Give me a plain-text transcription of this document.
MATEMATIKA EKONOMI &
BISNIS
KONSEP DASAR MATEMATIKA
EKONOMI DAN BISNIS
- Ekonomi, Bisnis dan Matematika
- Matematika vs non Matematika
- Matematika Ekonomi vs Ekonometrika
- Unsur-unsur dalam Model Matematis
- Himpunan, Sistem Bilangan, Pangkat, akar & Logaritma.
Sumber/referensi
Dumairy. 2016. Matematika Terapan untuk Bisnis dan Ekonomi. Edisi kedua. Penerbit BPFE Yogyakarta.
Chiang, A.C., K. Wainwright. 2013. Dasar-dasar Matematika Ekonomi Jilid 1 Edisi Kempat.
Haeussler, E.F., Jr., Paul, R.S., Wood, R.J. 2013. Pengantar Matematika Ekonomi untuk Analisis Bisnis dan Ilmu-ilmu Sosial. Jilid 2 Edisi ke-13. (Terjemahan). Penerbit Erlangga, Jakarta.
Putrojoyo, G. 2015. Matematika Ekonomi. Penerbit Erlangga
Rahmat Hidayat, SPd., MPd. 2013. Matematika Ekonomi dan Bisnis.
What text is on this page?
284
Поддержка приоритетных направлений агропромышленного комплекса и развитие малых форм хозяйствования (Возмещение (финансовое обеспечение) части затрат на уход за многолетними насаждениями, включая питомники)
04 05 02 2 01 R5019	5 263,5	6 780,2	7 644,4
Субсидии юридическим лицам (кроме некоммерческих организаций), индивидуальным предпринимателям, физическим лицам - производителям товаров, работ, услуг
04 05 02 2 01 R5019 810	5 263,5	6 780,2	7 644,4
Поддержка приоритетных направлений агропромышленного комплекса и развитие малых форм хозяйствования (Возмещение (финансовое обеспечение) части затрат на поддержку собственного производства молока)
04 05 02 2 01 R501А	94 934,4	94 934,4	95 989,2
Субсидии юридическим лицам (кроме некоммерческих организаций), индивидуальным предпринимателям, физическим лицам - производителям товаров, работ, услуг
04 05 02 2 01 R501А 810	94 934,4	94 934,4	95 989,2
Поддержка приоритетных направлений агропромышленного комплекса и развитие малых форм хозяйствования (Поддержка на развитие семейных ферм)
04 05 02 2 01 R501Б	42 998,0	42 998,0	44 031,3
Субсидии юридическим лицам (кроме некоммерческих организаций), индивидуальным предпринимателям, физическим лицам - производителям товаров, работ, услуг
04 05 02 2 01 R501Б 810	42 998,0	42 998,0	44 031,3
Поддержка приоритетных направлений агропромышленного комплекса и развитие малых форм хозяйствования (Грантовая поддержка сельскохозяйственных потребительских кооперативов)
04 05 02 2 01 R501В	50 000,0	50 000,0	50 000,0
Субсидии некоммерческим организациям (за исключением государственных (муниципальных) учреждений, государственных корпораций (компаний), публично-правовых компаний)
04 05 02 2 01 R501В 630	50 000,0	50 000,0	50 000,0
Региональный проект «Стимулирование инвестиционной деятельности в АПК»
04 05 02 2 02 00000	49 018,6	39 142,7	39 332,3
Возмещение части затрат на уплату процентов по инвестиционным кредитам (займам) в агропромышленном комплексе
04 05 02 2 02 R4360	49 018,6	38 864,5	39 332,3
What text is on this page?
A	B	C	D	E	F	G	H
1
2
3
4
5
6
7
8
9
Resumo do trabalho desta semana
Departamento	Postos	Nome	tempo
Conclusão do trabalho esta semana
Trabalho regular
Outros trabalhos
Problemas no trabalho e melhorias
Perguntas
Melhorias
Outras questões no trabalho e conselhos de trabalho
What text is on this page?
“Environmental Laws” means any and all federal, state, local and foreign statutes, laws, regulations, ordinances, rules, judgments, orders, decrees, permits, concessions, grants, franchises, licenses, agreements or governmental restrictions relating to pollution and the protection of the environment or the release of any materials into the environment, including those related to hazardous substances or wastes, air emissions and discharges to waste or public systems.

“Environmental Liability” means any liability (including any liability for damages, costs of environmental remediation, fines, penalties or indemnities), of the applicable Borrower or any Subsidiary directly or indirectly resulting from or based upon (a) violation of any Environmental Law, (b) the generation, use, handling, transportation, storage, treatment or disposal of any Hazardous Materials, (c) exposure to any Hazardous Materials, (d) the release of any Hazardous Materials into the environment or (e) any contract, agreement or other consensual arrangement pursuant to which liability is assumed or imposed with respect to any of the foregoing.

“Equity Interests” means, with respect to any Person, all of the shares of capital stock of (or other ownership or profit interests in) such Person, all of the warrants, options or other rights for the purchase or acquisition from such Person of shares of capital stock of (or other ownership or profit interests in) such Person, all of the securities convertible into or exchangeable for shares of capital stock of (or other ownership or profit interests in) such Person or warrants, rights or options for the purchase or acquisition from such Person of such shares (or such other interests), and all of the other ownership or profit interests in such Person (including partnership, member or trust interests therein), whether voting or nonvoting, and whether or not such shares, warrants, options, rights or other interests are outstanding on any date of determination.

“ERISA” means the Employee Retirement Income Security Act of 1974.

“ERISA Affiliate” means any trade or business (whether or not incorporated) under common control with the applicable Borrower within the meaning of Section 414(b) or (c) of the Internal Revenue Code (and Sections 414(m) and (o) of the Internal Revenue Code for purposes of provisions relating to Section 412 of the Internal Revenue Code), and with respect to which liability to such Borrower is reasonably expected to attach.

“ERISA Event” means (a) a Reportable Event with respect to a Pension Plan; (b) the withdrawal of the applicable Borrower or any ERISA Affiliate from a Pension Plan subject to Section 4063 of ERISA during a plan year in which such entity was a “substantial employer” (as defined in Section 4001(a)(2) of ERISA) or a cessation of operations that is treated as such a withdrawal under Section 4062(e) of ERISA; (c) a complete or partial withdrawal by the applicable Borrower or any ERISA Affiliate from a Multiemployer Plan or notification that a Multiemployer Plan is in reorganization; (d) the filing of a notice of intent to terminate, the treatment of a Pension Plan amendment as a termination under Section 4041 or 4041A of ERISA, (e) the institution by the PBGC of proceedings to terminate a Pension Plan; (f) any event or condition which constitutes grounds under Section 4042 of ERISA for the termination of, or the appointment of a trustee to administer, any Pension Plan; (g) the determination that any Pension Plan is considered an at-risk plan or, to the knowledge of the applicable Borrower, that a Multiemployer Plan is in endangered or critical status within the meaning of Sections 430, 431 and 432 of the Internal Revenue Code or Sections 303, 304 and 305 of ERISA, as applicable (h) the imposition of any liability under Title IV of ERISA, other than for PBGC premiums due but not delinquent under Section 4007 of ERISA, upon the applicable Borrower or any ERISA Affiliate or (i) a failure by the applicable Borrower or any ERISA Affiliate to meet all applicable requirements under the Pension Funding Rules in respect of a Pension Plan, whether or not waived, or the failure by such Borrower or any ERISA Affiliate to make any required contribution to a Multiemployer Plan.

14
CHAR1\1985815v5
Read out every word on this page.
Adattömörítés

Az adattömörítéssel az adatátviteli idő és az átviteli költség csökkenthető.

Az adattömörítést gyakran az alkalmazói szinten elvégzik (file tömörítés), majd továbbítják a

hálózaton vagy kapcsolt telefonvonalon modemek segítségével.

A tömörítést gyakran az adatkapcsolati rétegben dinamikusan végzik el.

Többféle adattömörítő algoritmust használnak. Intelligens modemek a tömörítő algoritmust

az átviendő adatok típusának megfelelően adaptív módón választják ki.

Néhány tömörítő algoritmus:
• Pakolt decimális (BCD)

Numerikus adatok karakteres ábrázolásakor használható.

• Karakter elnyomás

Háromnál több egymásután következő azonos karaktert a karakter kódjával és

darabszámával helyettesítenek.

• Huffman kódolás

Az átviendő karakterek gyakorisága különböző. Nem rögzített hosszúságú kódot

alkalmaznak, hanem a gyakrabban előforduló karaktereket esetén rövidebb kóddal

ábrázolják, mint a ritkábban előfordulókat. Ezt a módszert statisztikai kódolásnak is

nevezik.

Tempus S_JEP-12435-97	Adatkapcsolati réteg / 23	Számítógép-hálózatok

━━━━━━━━

Your objective:
Find all lines where the word "обеспечение" appears. Copy them.

The completed task:
Поддержка приоритетных направлений агропромышленного комплекса и развитие малых форм хозяйствования (Возмещение (финансовое обеспечение) части затрат на уход за многолетними насаждениями, включая питомники)
Поддержка приоритетных направлений агропромышленного комплекса и развитие малых форм хозяйствования (Возмещение (финансовое обеспечение) части затрат на поддержку собственного производства молока)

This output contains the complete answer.